Print the listing in its entirety and exactly, leaving out images.
**** Record excerpts
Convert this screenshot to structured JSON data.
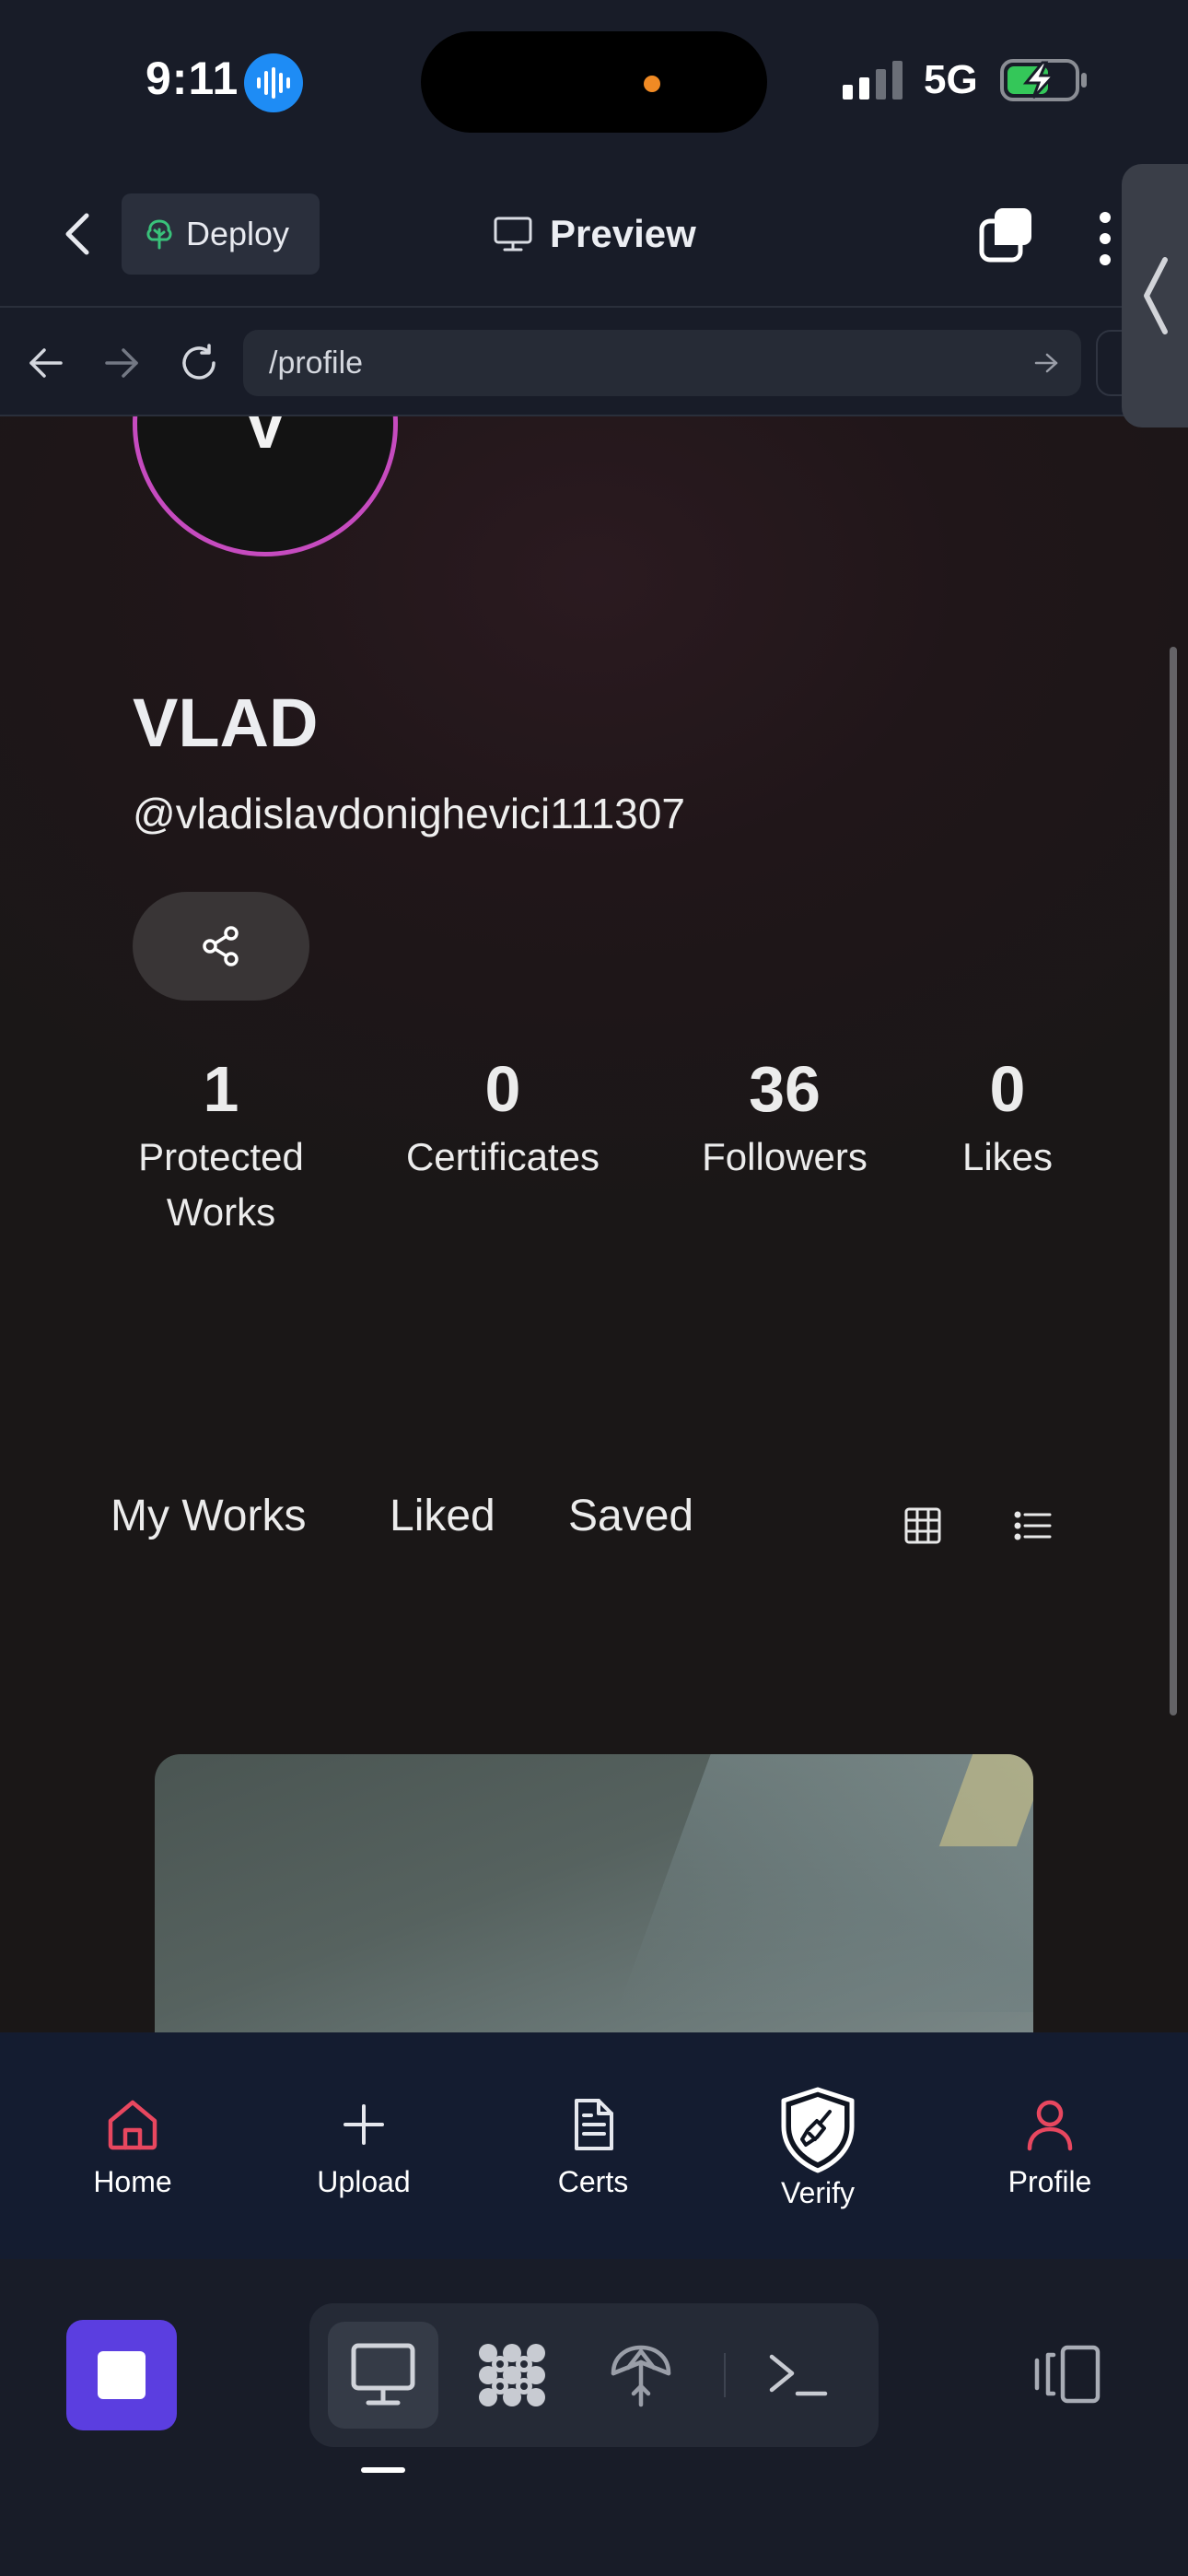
{
  "status_bar": {
    "time": "9:11",
    "network": "5G",
    "mic_icon": "waveform-icon",
    "battery_icon": "battery-charging-icon"
  },
  "header": {
    "deploy_label": "Deploy",
    "preview_label": "Preview",
    "icons": [
      "chevron-left-icon",
      "tree-icon",
      "monitor-icon",
      "copy-icon",
      "more-vertical-icon",
      "chevron-left-icon"
    ]
  },
  "url_bar": {
    "path": "/profile",
    "icons": [
      "arrow-left-icon",
      "arrow-right-icon",
      "refresh-icon",
      "arrow-right-icon"
    ]
  },
  "profile": {
    "avatar_initial": "V",
    "name": "VLAD",
    "handle": "@vladislavdonighevici111307",
    "share_icon": "share-icon",
    "avatar_ring_color": "#c64bbf",
    "stats": [
      {
        "value": "1",
        "label_line1": "Protected",
        "label_line2": "Works"
      },
      {
        "value": "0",
        "label_line1": "Certificates",
        "label_line2": ""
      },
      {
        "value": "36",
        "label_line1": "Followers",
        "label_line2": ""
      },
      {
        "value": "0",
        "label_line1": "Likes",
        "label_line2": ""
      }
    ],
    "tabs": [
      "My Works",
      "Liked",
      "Saved"
    ],
    "view_icons": [
      "grid-icon",
      "list-icon"
    ]
  },
  "app_nav": {
    "accent_color": "#e8475f",
    "items": [
      {
        "label": "Home",
        "icon": "home-icon"
      },
      {
        "label": "Upload",
        "icon": "plus-icon"
      },
      {
        "label": "Certs",
        "icon": "document-icon"
      },
      {
        "label": "Verify",
        "icon": "shield-brush-icon"
      },
      {
        "label": "Profile",
        "icon": "user-icon"
      }
    ]
  },
  "system_toolbar": {
    "accent_color": "#5b3ee0",
    "icons": [
      "stop-icon",
      "monitor-icon",
      "flower-icon",
      "umbrella-icon",
      "terminal-icon",
      "panels-icon"
    ]
  }
}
********
• **Finished task**:
Convert this screenshot to structured JSON data.
{
  "status_bar": {
    "time": "9:11",
    "network": "5G",
    "mic_icon": "waveform-icon",
    "battery_icon": "battery-charging-icon"
  },
  "header": {
    "deploy_label": "Deploy",
    "preview_label": "Preview",
    "icons": [
      "chevron-left-icon",
      "tree-icon",
      "monitor-icon",
      "copy-icon",
      "more-vertical-icon",
      "chevron-left-icon"
    ]
  },
  "url_bar": {
    "path": "/profile",
    "icons": [
      "arrow-left-icon",
      "arrow-right-icon",
      "refresh-icon",
      "arrow-right-icon"
    ]
  },
  "profile": {
    "avatar_initial": "V",
    "name": "VLAD",
    "handle": "@vladislavdonighevici111307",
    "share_icon": "share-icon",
    "avatar_ring_color": "#c64bbf",
    "stats": [
      {
        "value": "1",
        "label_line1": "Protected",
        "label_line2": "Works"
      },
      {
        "value": "0",
        "label_line1": "Certificates",
        "label_line2": ""
      },
      {
        "value": "36",
        "label_line1": "Followers",
        "label_line2": ""
      },
      {
        "value": "0",
        "label_line1": "Likes",
        "label_line2": ""
      }
    ],
    "tabs": [
      "My Works",
      "Liked",
      "Saved"
    ],
    "view_icons": [
      "grid-icon",
      "list-icon"
    ]
  },
  "app_nav": {
    "accent_color": "#e8475f",
    "items": [
      {
        "label": "Home",
        "icon": "home-icon"
      },
      {
        "label": "Upload",
        "icon": "plus-icon"
      },
      {
        "label": "Certs",
        "icon": "document-icon"
      },
      {
        "label": "Verify",
        "icon": "shield-brush-icon"
      },
      {
        "label": "Profile",
        "icon": "user-icon"
      }
    ]
  },
  "system_toolbar": {
    "accent_color": "#5b3ee0",
    "icons": [
      "stop-icon",
      "monitor-icon",
      "flower-icon",
      "umbrella-icon",
      "terminal-icon",
      "panels-icon"
    ]
  }
}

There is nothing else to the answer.